* [OBJECTIVE]: Each record is to be transcribed exactly.

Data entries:
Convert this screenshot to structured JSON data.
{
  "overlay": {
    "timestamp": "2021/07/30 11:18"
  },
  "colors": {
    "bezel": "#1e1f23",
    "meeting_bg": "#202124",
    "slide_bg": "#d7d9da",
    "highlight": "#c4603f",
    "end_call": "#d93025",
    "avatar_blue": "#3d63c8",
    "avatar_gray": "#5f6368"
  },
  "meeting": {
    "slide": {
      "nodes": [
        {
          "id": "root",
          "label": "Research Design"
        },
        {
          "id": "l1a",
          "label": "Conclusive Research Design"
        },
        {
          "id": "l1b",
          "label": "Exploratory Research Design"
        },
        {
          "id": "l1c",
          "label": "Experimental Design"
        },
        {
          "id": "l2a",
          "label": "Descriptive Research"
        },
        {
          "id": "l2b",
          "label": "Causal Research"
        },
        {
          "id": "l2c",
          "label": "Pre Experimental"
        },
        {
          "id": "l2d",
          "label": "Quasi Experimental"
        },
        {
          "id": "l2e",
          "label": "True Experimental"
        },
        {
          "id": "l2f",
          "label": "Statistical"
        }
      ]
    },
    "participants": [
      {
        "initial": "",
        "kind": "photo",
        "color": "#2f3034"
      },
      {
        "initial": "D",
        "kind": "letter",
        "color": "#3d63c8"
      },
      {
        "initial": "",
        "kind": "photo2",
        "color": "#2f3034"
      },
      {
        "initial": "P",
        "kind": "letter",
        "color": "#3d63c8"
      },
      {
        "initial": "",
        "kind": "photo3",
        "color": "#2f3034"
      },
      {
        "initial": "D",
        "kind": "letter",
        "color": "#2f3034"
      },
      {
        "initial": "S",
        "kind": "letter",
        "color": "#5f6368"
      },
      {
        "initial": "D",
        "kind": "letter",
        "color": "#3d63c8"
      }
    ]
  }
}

* [COMPLETE ANSWER]:
Convert this screenshot to structured JSON data.
{
  "overlay": {
    "timestamp": "2021/07/30 11:18"
  },
  "colors": {
    "bezel": "#1e1f23",
    "meeting_bg": "#202124",
    "slide_bg": "#d7d9da",
    "highlight": "#c4603f",
    "end_call": "#d93025",
    "avatar_blue": "#3d63c8",
    "avatar_gray": "#5f6368"
  },
  "meeting": {
    "slide": {
      "nodes": [
        {
          "id": "root",
          "label": "Research Design"
        },
        {
          "id": "l1a",
          "label": "Conclusive Research Design"
        },
        {
          "id": "l1b",
          "label": "Exploratory Research Design"
        },
        {
          "id": "l1c",
          "label": "Experimental Design"
        },
        {
          "id": "l2a",
          "label": "Descriptive Research"
        },
        {
          "id": "l2b",
          "label": "Causal Research"
        },
        {
          "id": "l2c",
          "label": "Pre Experimental"
        },
        {
          "id": "l2d",
          "label": "Quasi Experimental"
        },
        {
          "id": "l2e",
          "label": "True Experimental"
        },
        {
          "id": "l2f",
          "label": "Statistical"
        }
      ]
    },
    "participants": [
      {
        "initial": "",
        "kind": "photo",
        "color": "#2f3034"
      },
      {
        "initial": "D",
        "kind": "letter",
        "color": "#3d63c8"
      },
      {
        "initial": "",
        "kind": "photo2",
        "color": "#2f3034"
      },
      {
        "initial": "P",
        "kind": "letter",
        "color": "#3d63c8"
      },
      {
        "initial": "",
        "kind": "photo3",
        "color": "#2f3034"
      },
      {
        "initial": "D",
        "kind": "letter",
        "color": "#2f3034"
      },
      {
        "initial": "S",
        "kind": "letter",
        "color": "#5f6368"
      },
      {
        "initial": "D",
        "kind": "letter",
        "color": "#3d63c8"
      }
    ]
  }
}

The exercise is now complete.